┌─ MATERIAL PROVIDED
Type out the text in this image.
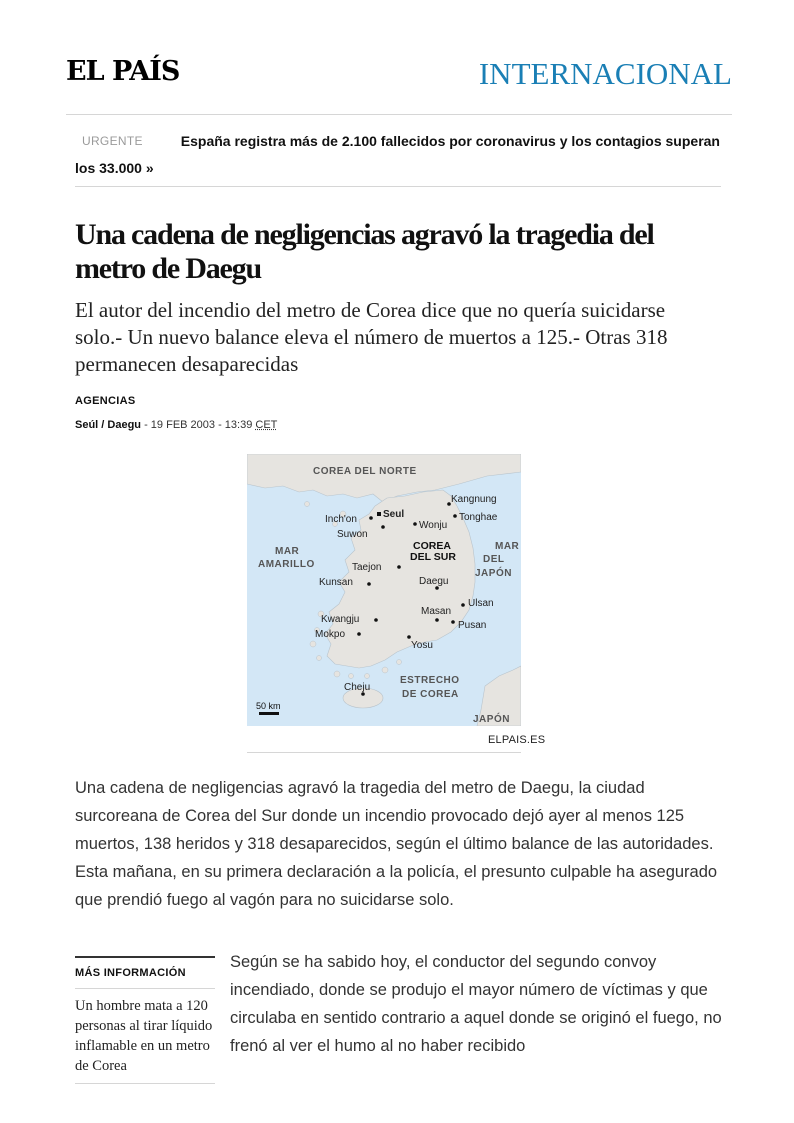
EL PAÍS	INTERNACIONAL
URGENTE	España registra más de 2.100 fallecidos por coronavirus y los contagios superan los 33.000 »
Una cadena de negligencias agravó la tragedia del metro de Daegu

El autor del incendio del metro de Corea dice que no quería suicidarse solo.- Un nuevo balance eleva el número de muertos a 125.- Otras 318 permanecen desaparecidas

AGENCIAS
Seúl / Daegu - 19 FEB 2003 - 13:39 CET
COREA DEL NORTE
MAR
AMARILLO
MAR
DEL
JAPÓN
ESTRECHO
DE COREA
JAPÓN
COREA
DEL SUR
Seul
Inch'on
Suwon
Wonju
Kangnung
Tonghae
Taejon
Kunsan	Daegu
Ulsan
Masan
Pusan
Kwangju
Mokpo
Yosu
Cheju
50 km
ELPAIS.ES

Una cadena de negligencias agravó la tragedia del metro de Daegu, la ciudad surcoreana de Corea del Sur donde un incendio provocado dejó ayer al menos 125 muertos, 138 heridos y 318 desaparecidos, según el último balance de las autoridades. Esta mañana, en su primera declaración a la policía, el presunto culpable ha asegurado que prendió fuego al vagón para no suicidarse solo.

MÁS INFORMACIÓN
Un hombre mata a 120 personas al tirar líquido inflamable en un metro de Corea

Según se ha sabido hoy, el conductor del segundo convoy incendiado, donde se produjo el mayor número de víctimas y que circulaba en sentido contrario a aquel donde se originó el fuego, no frenó al ver el humo al no haber recibido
└─
AIM OF THE EXERCISE: What is needed is an exact output of the records above, with every picture left out.

OUTPUT OF THE TASK:
Type out the text in this image.
EL PAÍS	INTERNACIONAL
URGENTE	España registra más de 2.100 fallecidos por coronavirus y los contagios superan los 33.000 »
Una cadena de negligencias agravó la tragedia del metro de Daegu

El autor del incendio del metro de Corea dice que no quería suicidarse solo.- Un nuevo balance eleva el número de muertos a 125.- Otras 318 permanecen desaparecidas

AGENCIAS
Seúl / Daegu - 19 FEB 2003 - 13:39 CET
COREA DEL NORTE
MAR
AMARILLO
MAR
DEL
JAPÓN
ESTRECHO
DE COREA
JAPÓN
COREA
DEL SUR
Seul
Inch'on
Suwon
Wonju
Kangnung
Tonghae
Taejon
Kunsan	Daegu
Ulsan
Masan
Pusan
Kwangju
Mokpo
Yosu
Cheju
50 km
ELPAIS.ES

Una cadena de negligencias agravó la tragedia del metro de Daegu, la ciudad surcoreana de Corea del Sur donde un incendio provocado dejó ayer al menos 125 muertos, 138 heridos y 318 desaparecidos, según el último balance de las autoridades. Esta mañana, en su primera declaración a la policía, el presunto culpable ha asegurado que prendió fuego al vagón para no suicidarse solo.

MÁS INFORMACIÓN
Un hombre mata a 120 personas al tirar líquido inflamable en un metro de Corea

Según se ha sabido hoy, el conductor del segundo convoy incendiado, donde se produjo el mayor número de víctimas y que circulaba en sentido contrario a aquel donde se originó el fuego, no frenó al ver el humo al no haber recibido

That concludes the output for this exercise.